Dataset rows:
--- Start ---
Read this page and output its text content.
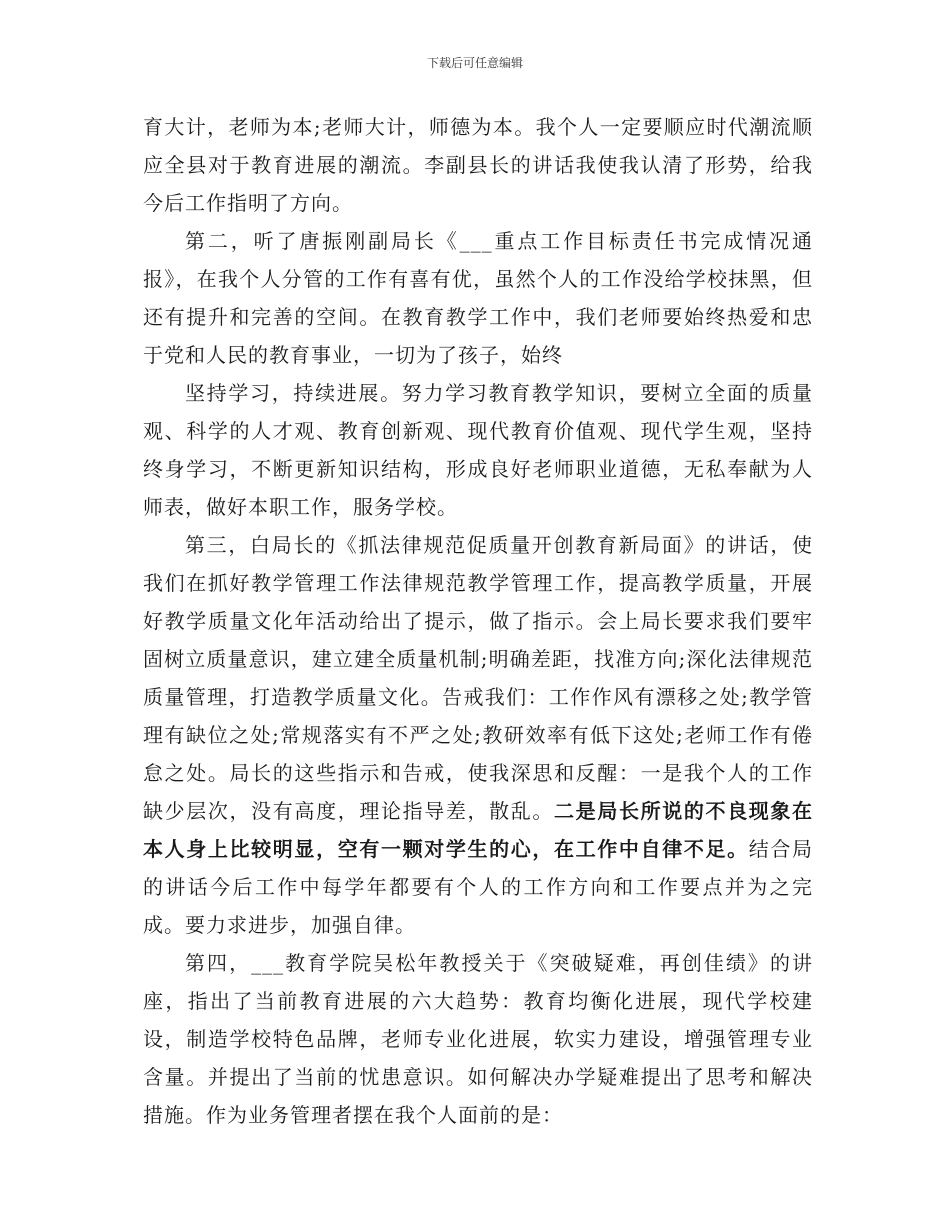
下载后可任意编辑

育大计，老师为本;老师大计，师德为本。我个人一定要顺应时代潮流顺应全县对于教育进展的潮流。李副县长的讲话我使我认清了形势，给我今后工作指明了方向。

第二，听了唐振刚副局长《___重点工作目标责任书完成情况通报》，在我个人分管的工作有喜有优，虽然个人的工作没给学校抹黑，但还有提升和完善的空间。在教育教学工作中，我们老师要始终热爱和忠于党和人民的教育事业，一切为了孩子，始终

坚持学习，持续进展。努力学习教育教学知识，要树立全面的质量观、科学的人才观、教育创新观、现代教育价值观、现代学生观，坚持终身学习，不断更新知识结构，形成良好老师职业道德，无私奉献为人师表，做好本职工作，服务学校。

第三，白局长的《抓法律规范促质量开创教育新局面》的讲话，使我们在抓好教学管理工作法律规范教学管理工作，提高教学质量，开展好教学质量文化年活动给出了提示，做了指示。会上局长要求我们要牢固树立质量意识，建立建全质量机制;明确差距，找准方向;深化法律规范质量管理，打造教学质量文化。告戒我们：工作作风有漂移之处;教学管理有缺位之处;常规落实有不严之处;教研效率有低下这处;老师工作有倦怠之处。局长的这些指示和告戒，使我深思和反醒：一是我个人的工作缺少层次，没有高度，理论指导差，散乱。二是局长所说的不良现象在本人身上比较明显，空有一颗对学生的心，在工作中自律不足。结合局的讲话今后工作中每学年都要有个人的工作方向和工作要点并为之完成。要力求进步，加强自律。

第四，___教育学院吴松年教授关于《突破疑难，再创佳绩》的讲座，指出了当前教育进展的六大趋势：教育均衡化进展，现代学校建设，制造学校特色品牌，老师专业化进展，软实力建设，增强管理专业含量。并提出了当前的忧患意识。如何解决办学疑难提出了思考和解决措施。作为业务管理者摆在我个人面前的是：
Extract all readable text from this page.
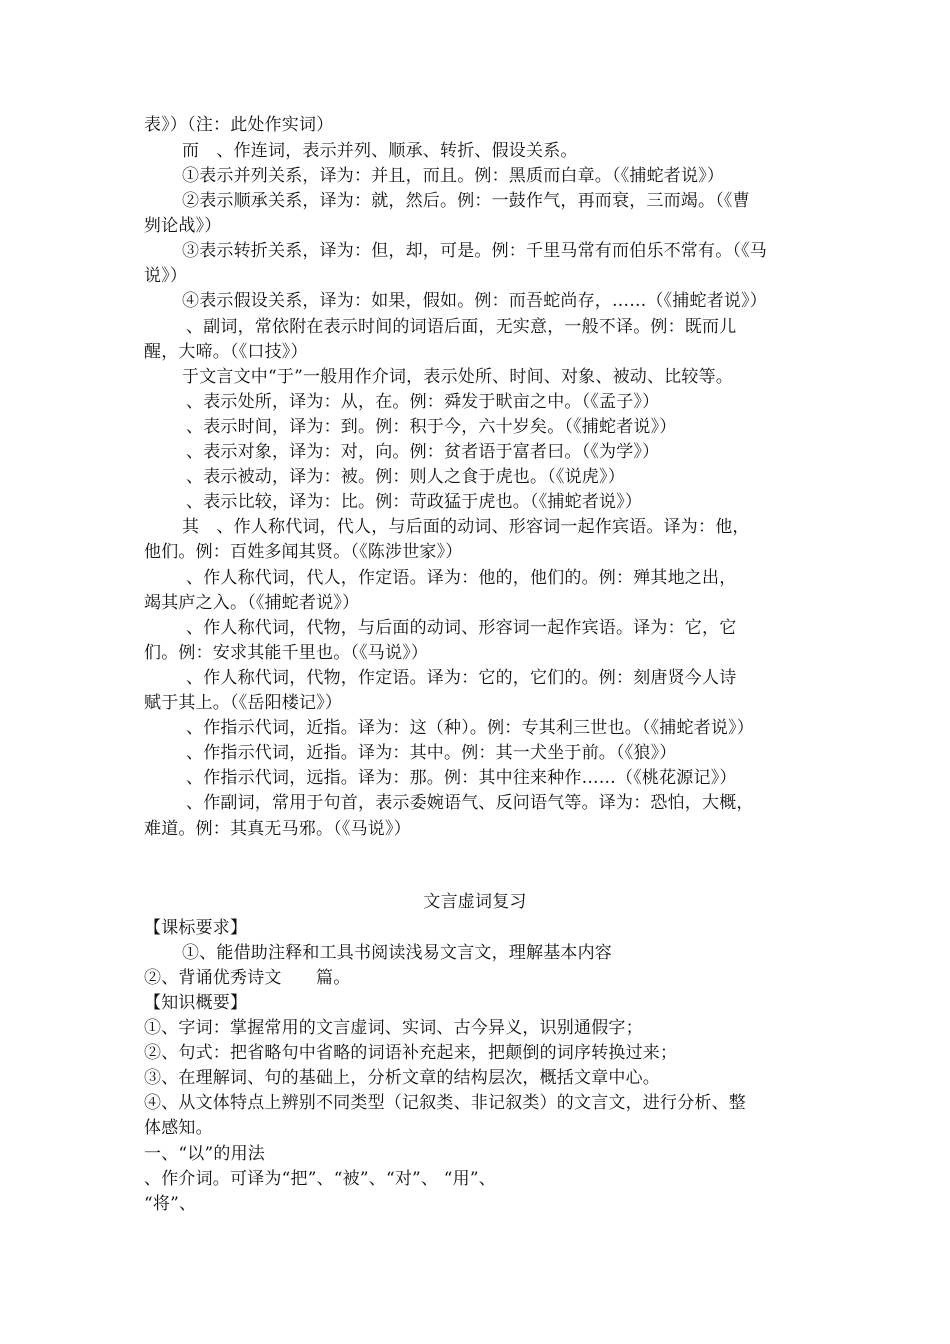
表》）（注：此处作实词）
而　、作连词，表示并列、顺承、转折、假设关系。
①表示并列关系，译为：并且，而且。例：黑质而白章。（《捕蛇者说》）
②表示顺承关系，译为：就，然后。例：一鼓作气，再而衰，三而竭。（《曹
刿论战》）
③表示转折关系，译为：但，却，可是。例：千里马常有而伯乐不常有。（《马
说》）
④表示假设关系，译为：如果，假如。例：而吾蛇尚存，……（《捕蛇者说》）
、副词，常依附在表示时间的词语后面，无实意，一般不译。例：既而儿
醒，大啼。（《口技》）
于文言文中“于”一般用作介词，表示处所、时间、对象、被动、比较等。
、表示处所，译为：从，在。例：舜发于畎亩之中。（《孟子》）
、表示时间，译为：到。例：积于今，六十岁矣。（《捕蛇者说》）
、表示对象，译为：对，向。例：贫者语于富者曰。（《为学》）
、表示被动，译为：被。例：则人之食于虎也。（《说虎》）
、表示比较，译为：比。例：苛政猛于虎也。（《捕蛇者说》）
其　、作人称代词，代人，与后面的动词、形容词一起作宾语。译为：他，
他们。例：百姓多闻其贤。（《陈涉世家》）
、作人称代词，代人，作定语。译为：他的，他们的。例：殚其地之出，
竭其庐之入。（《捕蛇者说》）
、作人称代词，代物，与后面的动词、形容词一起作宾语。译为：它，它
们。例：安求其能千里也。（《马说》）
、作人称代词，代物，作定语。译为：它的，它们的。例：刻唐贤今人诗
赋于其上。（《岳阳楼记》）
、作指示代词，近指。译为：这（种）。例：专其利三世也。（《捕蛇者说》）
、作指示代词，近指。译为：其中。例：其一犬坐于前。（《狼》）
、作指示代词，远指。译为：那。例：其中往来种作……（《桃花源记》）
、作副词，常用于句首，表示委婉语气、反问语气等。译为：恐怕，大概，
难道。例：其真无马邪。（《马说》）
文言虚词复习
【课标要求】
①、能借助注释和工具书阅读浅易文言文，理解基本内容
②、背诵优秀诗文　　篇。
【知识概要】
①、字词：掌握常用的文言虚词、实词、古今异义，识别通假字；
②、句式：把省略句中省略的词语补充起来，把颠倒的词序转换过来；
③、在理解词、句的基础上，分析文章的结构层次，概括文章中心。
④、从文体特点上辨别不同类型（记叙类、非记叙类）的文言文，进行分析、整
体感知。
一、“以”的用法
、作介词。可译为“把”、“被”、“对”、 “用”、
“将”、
--- End ---
TO BE DONE: From the listing above, collect every line that mentions the word "text".

FINISHED EXERCISE:
Read this page and output its text content.
Extract all readable text from this page.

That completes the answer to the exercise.